*Selected extract*.
Skip to content

There is a bug in connecting to EKS using the airflow.providers.amazon.aws.operators.eks library in China. #45368

@QiaoLiar

Description

@QiaoLiar

Apache Airflow Provider(s)

amazon

Versions of Apache Airflow Providers

9.2.0

Even though I'm using the latest version, I think this bug exists in all historical versions.

Apache Airflow version

2.10.1

Operating System

Amazon Linux 2023

Deployment

Amazon (AWS) MWAA

Deployment details

You can reproduce this bug stably without any customization.

What happened

Their dag script to connect to EKS cluster using [from airflow.providers.amazon.aws.operators.eks import EksPodOperator] returned 401 .

script:

from airflow import DAG
from airflow.operators.dummy import DummyOperator
from airflow.providers.amazon.aws.operators.eks import EksPodOperator
from kubernetes.client import models as k8s

from datetime import datetime

DEFAULT_ARGS = {
    'owner': 'XXX',
}


with DAG(
        'test2_eks_pod_operator_poc',
        default_args=DEFAULT_ARGS,
        schedule_interval=None,  # trigger manually for now
        start_date=datetime(2024, 4, 28),
        catchup=False,
        tags=['examples']
) as dag:

    start = DummyOperator(task_id='start', retries=2)

*Dataset entries*.
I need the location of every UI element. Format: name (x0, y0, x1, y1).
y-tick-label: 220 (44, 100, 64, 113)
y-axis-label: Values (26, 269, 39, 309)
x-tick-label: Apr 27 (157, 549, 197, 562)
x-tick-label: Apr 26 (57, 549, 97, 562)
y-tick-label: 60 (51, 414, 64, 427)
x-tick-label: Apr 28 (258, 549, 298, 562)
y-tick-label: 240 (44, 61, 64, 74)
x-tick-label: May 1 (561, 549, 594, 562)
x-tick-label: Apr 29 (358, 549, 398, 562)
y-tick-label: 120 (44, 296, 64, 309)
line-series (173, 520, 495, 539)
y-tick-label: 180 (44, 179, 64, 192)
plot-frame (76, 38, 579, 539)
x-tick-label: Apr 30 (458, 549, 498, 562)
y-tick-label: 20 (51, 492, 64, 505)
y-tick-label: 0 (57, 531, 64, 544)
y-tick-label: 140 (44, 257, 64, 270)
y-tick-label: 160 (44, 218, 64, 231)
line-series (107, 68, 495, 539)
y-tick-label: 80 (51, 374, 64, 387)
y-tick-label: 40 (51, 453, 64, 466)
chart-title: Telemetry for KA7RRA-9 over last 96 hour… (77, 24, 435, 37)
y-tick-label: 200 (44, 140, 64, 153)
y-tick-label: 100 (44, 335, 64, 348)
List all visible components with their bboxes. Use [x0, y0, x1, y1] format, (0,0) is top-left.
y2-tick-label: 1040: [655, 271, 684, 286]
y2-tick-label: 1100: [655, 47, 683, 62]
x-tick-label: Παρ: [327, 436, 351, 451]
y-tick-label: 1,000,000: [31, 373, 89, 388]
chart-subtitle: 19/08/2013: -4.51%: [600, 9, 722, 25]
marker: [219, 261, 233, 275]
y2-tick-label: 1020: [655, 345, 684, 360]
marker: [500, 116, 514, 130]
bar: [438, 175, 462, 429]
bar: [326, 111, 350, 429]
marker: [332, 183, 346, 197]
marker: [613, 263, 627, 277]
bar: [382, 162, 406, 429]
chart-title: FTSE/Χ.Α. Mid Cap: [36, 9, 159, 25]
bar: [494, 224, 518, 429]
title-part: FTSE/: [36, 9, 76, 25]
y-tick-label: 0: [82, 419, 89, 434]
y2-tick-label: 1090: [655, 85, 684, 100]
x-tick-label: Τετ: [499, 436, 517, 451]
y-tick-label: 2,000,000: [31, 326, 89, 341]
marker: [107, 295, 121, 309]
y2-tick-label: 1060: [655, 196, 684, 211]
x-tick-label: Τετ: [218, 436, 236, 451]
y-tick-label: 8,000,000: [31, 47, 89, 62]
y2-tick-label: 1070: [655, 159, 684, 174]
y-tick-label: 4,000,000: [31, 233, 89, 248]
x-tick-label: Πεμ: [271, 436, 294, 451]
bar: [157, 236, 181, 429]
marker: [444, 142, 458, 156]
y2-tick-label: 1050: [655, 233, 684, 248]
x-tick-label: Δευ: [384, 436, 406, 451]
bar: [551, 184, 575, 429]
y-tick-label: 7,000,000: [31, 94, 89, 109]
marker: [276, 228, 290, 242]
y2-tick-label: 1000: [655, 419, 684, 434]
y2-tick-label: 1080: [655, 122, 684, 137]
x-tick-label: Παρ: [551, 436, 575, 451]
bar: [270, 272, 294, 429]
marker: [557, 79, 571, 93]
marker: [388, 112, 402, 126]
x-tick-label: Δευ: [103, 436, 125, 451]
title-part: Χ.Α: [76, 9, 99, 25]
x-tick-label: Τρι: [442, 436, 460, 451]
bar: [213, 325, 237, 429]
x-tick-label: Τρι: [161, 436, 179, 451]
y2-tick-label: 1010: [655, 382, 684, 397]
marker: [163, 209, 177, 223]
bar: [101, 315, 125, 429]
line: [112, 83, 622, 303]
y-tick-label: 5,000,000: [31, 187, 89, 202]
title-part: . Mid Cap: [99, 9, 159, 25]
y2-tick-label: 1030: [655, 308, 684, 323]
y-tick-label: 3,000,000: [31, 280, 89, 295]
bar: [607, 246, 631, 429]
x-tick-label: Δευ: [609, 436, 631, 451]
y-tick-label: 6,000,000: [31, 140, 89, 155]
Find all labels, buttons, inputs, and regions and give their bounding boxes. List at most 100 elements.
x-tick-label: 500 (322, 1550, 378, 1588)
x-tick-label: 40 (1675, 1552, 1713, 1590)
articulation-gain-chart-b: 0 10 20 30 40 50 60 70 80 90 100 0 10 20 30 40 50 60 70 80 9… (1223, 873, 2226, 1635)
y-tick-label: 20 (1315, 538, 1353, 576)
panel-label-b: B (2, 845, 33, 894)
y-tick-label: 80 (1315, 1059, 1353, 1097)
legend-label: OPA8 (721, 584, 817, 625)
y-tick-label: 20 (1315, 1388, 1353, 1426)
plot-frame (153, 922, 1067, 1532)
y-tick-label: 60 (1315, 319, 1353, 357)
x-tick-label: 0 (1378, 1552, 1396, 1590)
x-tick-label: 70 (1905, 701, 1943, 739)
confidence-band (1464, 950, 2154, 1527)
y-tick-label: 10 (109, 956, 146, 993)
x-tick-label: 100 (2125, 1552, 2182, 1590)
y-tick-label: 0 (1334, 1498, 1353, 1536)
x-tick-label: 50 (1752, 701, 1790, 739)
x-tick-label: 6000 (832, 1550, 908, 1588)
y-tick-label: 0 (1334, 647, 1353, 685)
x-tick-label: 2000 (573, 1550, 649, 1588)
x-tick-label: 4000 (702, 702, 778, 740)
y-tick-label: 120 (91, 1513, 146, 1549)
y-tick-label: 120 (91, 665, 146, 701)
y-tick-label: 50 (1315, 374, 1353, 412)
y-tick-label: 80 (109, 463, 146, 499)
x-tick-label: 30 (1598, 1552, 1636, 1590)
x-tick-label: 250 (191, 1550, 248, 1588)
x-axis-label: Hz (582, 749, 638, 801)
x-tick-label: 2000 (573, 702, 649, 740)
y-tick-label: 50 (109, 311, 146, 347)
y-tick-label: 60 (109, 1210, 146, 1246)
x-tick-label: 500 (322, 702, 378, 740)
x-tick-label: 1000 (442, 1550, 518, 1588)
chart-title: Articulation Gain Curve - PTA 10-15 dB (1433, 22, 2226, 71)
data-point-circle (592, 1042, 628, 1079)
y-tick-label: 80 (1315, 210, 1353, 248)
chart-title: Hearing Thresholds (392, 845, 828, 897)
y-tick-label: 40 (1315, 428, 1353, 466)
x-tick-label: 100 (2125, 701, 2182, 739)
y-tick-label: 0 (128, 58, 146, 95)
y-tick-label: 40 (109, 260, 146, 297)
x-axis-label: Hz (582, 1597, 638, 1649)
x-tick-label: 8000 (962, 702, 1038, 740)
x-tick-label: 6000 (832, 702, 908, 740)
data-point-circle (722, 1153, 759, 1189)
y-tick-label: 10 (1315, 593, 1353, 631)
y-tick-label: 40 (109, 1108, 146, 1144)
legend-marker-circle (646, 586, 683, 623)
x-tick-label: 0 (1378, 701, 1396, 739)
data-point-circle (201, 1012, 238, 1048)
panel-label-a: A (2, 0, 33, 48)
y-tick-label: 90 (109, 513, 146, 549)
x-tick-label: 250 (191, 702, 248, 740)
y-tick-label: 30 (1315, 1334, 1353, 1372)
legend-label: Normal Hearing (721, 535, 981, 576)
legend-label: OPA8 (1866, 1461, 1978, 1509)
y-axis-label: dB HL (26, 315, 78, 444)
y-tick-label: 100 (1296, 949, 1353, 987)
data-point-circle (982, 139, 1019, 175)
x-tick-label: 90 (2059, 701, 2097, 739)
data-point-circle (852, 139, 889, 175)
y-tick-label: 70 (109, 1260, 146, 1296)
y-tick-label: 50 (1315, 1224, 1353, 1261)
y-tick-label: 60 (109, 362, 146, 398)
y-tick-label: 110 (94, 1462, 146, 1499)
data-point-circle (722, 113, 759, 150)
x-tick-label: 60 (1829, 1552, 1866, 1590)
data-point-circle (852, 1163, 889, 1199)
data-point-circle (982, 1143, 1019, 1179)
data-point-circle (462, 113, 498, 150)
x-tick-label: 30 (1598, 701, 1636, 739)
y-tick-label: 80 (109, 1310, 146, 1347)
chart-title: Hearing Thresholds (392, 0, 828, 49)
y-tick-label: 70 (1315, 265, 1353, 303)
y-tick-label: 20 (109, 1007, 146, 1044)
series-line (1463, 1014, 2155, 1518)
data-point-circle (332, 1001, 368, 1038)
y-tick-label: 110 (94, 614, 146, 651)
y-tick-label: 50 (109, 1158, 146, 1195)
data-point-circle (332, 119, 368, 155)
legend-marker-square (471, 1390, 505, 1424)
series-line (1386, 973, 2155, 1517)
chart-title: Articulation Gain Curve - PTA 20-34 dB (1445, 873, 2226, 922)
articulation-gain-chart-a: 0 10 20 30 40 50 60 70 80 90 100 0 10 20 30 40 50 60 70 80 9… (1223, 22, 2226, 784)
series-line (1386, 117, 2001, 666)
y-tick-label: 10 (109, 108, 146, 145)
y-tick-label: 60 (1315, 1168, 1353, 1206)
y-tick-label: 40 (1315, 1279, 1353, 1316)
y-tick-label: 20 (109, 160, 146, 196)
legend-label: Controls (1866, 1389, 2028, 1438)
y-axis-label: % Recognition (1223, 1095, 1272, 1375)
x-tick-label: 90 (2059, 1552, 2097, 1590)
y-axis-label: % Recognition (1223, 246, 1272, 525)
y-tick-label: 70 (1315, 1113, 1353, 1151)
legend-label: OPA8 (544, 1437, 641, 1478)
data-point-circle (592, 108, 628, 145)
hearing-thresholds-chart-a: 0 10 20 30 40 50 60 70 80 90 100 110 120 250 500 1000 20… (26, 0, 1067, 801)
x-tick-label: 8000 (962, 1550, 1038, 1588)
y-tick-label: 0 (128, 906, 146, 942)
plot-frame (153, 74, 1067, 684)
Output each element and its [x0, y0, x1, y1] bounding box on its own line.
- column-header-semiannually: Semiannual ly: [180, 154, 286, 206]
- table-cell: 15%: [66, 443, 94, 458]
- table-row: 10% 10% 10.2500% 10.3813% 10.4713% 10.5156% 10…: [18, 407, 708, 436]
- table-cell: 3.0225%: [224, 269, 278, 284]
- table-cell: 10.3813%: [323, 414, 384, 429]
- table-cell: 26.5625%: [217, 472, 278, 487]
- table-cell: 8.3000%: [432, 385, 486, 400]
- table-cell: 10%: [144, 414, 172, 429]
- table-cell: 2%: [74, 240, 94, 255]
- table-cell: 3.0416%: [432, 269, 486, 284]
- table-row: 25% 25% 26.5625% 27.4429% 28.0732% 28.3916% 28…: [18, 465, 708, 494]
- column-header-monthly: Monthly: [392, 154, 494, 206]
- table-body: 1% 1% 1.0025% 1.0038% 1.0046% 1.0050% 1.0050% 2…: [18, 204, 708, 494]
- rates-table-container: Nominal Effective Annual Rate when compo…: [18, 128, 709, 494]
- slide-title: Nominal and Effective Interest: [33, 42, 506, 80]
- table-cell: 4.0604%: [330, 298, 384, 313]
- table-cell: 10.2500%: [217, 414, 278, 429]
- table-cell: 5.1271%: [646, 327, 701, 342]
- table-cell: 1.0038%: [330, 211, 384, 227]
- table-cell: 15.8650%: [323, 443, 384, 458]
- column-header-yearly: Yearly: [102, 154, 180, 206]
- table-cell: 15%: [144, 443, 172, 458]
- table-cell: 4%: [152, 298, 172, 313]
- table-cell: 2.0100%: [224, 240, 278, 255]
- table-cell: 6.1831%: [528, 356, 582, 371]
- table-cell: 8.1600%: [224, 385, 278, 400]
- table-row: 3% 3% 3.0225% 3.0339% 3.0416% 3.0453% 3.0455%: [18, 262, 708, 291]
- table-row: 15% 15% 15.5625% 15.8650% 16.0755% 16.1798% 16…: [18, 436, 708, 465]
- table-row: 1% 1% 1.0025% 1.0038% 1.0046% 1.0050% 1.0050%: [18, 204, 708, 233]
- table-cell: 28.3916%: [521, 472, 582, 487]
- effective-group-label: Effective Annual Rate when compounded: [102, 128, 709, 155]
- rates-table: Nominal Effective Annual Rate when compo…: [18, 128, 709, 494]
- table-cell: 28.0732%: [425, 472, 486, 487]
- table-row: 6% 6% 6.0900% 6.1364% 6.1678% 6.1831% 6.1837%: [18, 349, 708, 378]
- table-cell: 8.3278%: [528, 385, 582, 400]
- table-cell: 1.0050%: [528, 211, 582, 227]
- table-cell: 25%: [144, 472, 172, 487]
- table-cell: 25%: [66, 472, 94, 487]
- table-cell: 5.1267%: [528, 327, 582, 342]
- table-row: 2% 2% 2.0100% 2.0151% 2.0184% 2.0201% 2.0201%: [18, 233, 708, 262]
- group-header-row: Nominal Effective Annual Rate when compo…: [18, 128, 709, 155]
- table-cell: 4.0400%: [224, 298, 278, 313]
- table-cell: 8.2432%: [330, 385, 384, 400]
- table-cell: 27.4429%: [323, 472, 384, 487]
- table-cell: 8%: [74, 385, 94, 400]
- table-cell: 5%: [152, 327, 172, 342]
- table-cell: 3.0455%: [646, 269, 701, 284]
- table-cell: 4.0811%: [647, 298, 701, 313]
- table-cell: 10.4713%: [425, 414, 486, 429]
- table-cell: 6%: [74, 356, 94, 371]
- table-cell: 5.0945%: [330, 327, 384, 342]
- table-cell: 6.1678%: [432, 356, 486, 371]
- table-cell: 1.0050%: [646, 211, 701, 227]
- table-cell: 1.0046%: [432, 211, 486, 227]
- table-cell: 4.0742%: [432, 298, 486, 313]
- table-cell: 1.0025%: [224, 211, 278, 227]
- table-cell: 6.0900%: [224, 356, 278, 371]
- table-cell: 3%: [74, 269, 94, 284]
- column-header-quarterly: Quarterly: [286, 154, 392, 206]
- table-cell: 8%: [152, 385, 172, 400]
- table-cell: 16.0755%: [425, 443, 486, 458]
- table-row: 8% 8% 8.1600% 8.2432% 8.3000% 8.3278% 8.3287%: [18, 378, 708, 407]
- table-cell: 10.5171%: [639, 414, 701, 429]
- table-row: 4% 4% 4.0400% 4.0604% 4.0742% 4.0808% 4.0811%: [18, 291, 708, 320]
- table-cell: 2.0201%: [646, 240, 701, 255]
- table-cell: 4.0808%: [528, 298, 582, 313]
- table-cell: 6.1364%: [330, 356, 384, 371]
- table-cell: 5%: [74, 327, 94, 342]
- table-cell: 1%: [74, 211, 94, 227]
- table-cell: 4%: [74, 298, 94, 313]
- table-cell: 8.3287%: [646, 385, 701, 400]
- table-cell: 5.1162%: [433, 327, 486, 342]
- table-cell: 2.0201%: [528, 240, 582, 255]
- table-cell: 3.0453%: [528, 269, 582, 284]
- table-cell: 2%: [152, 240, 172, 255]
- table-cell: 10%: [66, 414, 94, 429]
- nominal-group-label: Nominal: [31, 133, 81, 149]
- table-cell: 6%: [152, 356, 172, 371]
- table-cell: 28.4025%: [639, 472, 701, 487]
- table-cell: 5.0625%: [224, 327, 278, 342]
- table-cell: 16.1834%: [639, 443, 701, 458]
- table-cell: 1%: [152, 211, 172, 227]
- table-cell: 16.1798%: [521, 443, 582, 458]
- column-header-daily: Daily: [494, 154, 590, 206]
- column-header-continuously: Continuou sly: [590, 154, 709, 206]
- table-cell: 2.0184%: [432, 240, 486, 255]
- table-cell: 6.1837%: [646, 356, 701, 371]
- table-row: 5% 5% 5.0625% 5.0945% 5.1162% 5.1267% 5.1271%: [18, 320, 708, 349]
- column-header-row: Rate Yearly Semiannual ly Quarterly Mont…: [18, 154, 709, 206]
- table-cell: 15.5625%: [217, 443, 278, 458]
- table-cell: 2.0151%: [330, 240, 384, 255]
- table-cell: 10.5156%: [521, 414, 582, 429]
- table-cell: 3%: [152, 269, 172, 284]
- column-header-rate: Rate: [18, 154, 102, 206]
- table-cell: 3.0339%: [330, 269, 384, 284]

*Stated task 1*.
In the Airflow EKS bug report, what did the DAG script return when connecting to the EKS cluster?
*Stated task 2*.
Continue the Airflow EKS bug report from where it stops.

*Exercise result 1*.
It returned 401.

*Exercise result 2*.
    end = DummyOperator(task_id='end', retries=2)

    test2_eks_pod_operator = EksPodOperator(
        task_id='test2_eks_pod_operator',
        region='cn-north-1',
        cluster_name='eks-cluster',
        namespace='mwaa',
        service_account_name='default',
        pod_name='eks_pod_operator_poc',
        image='amazon/aws-cli:latest',
        image_pull_policy='IfNotPresent',
        node_selector={
            'type': 'app'
        },
        tolerations=[
            k8s.V1Toleration(
                effect='NoSchedule',
                key='type',
                operator='Equal',
                value='app'
            )
        ],
        cmds=['/bin/bash', '-c'],
        arguments=['echo "hello world"'],
        is_delete_operator_pod=True,
    )

    start >> test2_eks_pod_operator >> end

error log:

*** Reading remote log from Cloudwatch log_group: airflow-mwaa-Task log_stream: dag_id=test2_eks_pod_operator_poc/run_id=manual__2024-12-31T08_47_12.225701+00_00/task_id=test2_eks_pod_operator/attempt=1.log.
[2024-12-31, 08:47:15 UTC] {local_task_job_runner.py:123} ▶ Pre task execution logs
[2024-12-31, 08:47:16 UTC] {base.py:84} INFO - Retrieving connection 'aws_default'
[2024-12-31, 08:47:16 UTC] {baseoperator.py:405} WARNING - EksPodOperator.execute cannot be called outside TaskInstance!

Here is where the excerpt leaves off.